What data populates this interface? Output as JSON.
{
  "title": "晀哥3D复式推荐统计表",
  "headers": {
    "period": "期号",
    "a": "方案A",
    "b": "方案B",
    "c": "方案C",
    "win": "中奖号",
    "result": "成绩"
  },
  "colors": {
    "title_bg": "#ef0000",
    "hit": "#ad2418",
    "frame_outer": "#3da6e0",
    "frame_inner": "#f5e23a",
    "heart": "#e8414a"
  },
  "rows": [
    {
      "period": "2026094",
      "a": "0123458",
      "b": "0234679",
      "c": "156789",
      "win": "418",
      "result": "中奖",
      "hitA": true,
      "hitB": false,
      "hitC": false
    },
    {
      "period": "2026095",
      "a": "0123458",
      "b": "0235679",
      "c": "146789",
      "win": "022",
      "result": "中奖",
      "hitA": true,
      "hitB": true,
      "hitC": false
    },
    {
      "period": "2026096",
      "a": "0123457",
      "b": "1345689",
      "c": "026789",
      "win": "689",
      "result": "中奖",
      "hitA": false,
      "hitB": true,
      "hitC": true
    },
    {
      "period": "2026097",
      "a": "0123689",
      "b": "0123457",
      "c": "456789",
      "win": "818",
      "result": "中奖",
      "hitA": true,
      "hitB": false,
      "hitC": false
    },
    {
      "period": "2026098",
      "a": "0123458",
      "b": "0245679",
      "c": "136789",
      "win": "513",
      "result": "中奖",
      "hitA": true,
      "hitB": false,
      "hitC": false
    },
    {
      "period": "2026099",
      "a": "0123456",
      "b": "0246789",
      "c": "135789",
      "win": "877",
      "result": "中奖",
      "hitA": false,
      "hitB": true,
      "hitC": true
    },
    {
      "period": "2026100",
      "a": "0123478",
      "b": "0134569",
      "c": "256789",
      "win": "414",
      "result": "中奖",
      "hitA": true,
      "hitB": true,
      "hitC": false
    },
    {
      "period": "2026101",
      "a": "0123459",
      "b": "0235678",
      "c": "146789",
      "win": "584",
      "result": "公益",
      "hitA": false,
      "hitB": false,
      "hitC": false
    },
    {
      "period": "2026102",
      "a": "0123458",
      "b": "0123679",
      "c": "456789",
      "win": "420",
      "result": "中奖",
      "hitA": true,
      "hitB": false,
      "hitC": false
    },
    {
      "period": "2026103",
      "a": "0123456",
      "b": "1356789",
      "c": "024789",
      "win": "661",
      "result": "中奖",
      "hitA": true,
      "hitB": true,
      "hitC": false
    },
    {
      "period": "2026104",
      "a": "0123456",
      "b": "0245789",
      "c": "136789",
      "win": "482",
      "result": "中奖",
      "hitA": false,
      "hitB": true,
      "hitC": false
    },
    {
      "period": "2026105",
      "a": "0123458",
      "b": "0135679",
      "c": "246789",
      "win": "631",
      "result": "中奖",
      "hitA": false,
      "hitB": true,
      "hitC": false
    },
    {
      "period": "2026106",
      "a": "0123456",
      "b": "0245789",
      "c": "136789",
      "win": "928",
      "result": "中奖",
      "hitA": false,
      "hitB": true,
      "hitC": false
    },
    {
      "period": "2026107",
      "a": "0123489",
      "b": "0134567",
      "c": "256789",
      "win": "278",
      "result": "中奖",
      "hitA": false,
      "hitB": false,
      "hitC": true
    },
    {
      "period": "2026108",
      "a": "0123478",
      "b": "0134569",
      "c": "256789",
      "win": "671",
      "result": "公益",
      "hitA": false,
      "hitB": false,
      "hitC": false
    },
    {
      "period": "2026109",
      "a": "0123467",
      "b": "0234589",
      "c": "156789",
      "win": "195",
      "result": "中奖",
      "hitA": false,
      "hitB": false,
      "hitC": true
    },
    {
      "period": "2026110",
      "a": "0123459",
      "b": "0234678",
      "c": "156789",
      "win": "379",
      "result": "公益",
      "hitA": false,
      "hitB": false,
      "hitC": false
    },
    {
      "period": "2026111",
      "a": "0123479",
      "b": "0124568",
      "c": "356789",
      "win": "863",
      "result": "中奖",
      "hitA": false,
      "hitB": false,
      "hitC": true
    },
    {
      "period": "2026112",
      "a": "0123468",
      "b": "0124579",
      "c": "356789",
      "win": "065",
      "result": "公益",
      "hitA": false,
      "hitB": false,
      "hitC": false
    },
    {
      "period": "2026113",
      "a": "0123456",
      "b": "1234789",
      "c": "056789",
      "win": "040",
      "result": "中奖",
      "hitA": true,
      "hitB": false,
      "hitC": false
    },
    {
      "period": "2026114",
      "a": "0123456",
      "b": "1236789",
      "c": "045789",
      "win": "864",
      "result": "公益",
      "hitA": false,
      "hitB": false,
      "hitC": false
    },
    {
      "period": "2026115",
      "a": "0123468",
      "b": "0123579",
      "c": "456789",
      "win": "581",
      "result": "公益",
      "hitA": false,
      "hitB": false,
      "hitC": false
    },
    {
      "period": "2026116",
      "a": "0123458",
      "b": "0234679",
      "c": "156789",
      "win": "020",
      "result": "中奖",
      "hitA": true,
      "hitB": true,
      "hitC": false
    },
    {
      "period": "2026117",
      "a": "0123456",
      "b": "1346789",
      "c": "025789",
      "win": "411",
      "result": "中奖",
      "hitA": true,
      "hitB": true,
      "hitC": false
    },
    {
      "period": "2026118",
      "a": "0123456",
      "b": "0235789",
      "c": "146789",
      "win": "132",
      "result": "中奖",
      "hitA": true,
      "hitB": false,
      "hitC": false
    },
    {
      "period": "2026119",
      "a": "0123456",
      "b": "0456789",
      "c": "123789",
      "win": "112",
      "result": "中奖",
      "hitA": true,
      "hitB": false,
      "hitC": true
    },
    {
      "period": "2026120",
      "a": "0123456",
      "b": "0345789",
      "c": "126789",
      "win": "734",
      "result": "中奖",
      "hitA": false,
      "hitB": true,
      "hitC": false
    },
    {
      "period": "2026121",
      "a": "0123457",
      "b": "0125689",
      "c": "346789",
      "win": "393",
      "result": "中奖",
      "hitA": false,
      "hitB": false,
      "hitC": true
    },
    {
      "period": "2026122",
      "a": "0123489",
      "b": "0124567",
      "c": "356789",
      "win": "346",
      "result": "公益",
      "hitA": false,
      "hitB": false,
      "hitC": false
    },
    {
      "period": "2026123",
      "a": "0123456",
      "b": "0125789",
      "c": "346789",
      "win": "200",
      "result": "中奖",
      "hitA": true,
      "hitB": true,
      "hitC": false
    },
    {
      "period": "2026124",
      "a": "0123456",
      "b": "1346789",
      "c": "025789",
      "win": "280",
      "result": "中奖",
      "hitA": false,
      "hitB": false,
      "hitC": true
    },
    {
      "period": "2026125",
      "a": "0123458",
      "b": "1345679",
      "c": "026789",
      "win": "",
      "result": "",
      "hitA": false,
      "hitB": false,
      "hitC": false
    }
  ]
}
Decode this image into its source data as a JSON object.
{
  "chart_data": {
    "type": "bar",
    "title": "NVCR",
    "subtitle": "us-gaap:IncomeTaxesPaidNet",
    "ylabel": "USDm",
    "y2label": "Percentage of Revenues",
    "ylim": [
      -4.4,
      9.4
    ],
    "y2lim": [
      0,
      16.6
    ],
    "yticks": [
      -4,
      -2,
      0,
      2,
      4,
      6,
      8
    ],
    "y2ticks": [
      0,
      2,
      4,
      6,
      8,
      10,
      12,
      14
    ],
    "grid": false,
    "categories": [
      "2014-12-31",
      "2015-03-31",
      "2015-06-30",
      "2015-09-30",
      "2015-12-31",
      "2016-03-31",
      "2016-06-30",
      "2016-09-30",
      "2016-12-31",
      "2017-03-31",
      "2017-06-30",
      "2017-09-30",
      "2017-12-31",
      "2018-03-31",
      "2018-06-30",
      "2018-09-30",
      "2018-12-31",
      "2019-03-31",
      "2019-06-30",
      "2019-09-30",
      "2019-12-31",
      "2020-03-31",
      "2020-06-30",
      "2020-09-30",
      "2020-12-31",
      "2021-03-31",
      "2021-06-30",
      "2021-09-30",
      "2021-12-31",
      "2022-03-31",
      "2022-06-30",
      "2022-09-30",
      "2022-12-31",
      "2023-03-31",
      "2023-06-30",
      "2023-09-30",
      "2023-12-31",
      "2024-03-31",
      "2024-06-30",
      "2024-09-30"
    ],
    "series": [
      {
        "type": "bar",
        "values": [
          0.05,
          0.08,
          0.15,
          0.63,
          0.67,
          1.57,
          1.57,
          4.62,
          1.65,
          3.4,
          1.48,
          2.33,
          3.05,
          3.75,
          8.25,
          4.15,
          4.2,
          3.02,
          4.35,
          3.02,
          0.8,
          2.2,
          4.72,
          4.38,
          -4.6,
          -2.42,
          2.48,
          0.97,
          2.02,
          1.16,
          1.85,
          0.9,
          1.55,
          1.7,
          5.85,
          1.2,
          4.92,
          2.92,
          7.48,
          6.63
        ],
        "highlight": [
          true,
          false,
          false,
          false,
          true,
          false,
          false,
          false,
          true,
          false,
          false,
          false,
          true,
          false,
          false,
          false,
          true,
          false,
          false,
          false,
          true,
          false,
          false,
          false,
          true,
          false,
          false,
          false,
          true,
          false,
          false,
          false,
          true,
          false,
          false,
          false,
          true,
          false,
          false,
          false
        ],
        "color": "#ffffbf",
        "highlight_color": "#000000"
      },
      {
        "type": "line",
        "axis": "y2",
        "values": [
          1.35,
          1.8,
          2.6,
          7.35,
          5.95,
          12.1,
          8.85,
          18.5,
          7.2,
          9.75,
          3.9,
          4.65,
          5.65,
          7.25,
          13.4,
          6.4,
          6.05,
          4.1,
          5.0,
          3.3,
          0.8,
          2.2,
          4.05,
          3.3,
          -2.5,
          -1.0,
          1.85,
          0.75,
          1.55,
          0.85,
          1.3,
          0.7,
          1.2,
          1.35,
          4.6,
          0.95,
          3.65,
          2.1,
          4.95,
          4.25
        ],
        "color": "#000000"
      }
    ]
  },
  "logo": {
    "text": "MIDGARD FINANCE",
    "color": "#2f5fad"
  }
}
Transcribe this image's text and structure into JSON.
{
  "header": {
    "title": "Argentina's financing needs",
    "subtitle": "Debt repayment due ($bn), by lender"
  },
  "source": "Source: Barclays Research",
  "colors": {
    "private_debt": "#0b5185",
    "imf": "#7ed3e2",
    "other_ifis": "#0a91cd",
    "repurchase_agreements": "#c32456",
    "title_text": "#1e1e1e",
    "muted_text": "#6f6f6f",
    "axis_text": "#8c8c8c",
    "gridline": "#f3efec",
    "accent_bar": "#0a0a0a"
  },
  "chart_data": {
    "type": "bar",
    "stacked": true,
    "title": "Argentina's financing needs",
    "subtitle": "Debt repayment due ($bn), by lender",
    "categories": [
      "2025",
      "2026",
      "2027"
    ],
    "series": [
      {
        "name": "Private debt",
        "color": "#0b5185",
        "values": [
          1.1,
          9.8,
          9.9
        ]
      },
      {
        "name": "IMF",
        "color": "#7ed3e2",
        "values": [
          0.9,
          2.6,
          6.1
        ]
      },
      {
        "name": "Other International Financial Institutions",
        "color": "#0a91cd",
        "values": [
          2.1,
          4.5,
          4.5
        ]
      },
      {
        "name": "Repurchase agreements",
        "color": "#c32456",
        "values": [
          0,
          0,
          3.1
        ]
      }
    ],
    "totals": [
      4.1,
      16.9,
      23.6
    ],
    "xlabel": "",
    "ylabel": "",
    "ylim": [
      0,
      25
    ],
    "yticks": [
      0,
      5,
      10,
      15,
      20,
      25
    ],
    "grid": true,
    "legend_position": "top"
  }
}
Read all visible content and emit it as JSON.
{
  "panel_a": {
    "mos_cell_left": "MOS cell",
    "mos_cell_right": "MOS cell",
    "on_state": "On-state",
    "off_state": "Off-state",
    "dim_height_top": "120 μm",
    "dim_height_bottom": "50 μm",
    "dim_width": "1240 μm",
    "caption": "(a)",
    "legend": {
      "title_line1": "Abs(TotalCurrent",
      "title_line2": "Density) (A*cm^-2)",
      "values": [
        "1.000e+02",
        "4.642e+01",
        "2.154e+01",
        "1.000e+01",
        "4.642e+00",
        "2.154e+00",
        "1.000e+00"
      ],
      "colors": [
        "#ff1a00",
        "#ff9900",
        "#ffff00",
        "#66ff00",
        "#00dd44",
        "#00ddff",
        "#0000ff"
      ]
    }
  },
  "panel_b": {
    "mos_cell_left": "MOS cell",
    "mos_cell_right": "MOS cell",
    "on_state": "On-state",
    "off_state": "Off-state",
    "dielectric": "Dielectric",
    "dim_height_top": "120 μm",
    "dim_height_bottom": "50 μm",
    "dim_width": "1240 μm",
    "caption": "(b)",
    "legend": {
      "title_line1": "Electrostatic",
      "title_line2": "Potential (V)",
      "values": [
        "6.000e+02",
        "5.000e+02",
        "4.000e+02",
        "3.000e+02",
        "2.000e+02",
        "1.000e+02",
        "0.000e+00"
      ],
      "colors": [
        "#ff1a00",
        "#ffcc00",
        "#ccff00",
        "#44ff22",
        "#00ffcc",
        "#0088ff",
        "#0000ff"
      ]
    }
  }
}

........

Problem description> List each line in the listing that contains the string "into".

Answer to the exercise>
Decode this image into its source data as a JSON object.
Transcribe this image's text and structure into JSON.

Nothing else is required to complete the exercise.